** BEGIN **

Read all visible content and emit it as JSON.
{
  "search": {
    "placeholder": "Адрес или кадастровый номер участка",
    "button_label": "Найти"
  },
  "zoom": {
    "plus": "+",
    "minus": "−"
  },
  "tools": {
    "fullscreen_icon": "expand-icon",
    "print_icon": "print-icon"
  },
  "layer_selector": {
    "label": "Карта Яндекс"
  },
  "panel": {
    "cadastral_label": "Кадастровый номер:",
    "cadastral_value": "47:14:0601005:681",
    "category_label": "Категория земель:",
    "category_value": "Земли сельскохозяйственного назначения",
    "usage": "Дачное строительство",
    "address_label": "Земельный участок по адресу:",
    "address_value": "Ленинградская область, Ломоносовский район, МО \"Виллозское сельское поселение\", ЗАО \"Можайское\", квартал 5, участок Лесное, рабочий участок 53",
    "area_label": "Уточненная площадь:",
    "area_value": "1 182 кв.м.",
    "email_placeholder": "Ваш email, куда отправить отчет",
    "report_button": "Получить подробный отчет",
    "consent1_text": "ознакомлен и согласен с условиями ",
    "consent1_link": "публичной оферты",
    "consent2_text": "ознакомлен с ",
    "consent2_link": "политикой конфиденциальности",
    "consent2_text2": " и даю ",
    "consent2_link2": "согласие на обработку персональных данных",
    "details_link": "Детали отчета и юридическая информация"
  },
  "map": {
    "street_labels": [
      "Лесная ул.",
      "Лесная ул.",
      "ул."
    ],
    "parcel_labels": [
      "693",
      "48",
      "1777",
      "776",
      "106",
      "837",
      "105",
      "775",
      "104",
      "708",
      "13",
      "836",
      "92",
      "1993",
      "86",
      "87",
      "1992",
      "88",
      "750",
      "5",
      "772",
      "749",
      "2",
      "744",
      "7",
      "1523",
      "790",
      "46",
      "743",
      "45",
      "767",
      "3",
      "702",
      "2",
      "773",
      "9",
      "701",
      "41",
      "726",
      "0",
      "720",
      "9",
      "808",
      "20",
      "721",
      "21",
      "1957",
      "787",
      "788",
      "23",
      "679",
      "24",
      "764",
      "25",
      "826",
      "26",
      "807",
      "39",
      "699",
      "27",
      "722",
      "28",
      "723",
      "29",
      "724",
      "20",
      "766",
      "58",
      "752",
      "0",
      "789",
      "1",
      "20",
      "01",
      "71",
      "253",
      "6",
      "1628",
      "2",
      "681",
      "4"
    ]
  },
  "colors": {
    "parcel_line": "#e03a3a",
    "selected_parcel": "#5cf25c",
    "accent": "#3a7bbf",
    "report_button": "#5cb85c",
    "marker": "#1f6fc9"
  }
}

** END **

Review the preceding data and report every line that includes the string "участок".

    "address_label": "Земельный участок по адресу:",
    "address_value": "Ленинградская область, Ломоносовский район, МО \"Виллозское сельское поселение\", ЗАО \"Можайское\", квартал 5, участок Лесное, рабочий участок 53",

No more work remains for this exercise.